**Items:**
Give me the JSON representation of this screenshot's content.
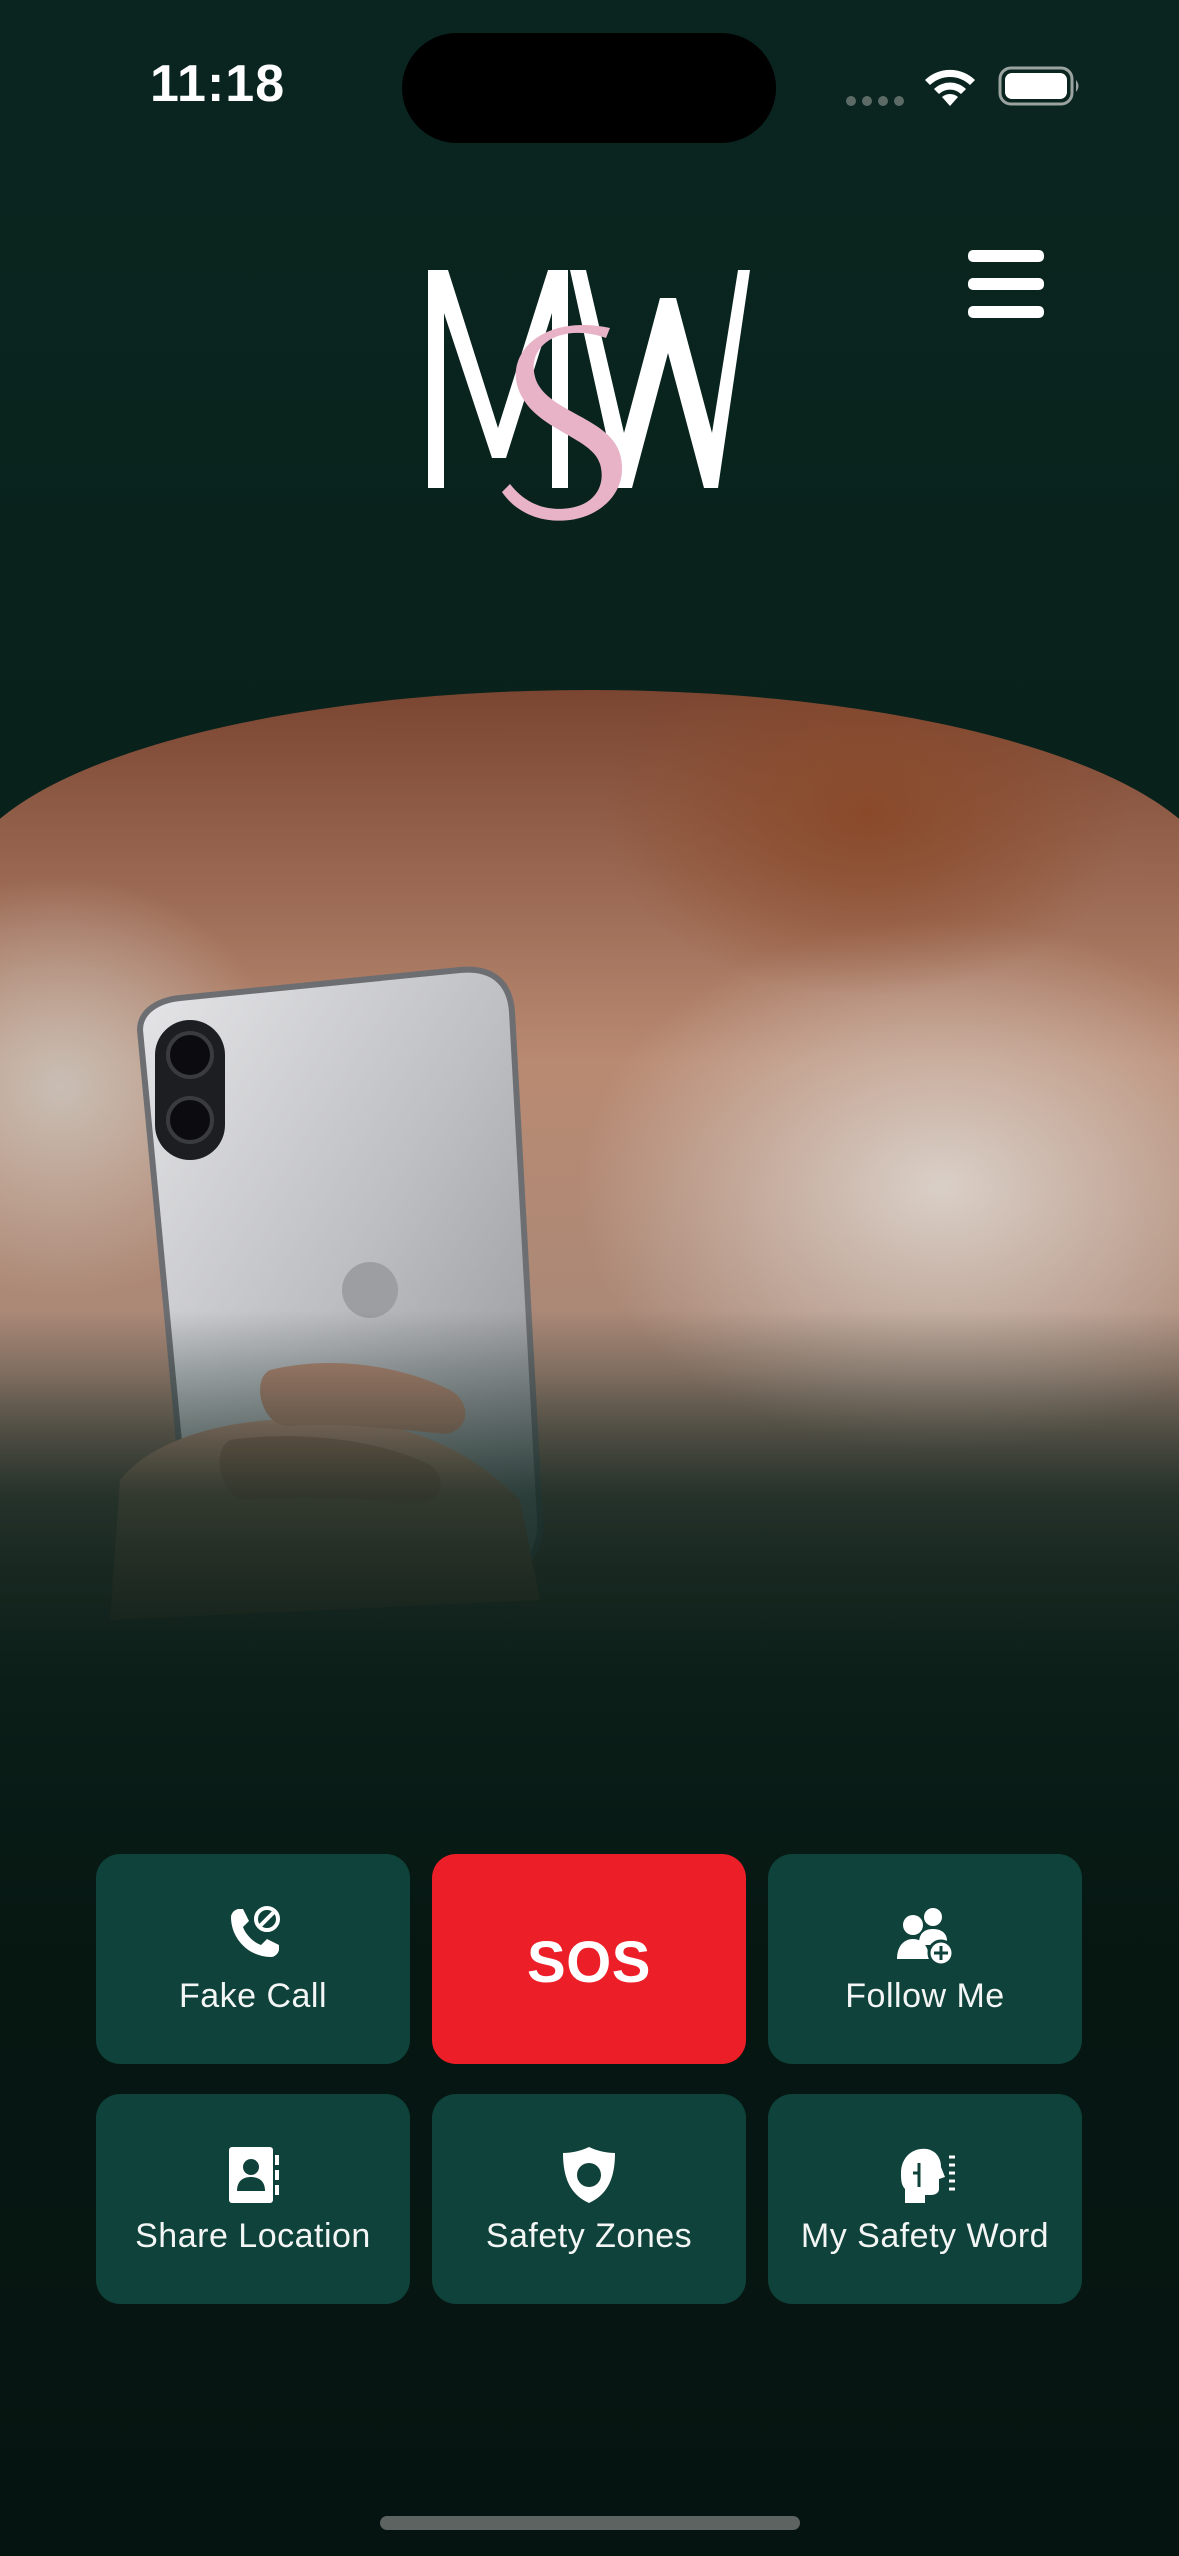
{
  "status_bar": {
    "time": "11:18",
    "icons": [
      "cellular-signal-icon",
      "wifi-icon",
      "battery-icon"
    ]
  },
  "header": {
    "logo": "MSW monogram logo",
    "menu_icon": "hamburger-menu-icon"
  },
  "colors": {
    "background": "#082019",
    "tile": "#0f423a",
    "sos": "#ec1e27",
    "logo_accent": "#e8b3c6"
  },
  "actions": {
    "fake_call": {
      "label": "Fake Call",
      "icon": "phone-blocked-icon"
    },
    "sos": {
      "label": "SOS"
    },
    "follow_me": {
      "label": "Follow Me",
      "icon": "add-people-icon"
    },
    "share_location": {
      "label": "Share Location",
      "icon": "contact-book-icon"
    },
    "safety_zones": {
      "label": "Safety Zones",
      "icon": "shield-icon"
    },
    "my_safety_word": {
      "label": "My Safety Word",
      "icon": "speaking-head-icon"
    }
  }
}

**Work to complete:**
Quote in full the listing given above; the images are to be left out.

**Output:**
Give me the JSON representation of this screenshot's content.
{
  "status_bar": {
    "time": "11:18",
    "icons": [
      "cellular-signal-icon",
      "wifi-icon",
      "battery-icon"
    ]
  },
  "header": {
    "logo": "MSW monogram logo",
    "menu_icon": "hamburger-menu-icon"
  },
  "colors": {
    "background": "#082019",
    "tile": "#0f423a",
    "sos": "#ec1e27",
    "logo_accent": "#e8b3c6"
  },
  "actions": {
    "fake_call": {
      "label": "Fake Call",
      "icon": "phone-blocked-icon"
    },
    "sos": {
      "label": "SOS"
    },
    "follow_me": {
      "label": "Follow Me",
      "icon": "add-people-icon"
    },
    "share_location": {
      "label": "Share Location",
      "icon": "contact-book-icon"
    },
    "safety_zones": {
      "label": "Safety Zones",
      "icon": "shield-icon"
    },
    "my_safety_word": {
      "label": "My Safety Word",
      "icon": "speaking-head-icon"
    }
  }
}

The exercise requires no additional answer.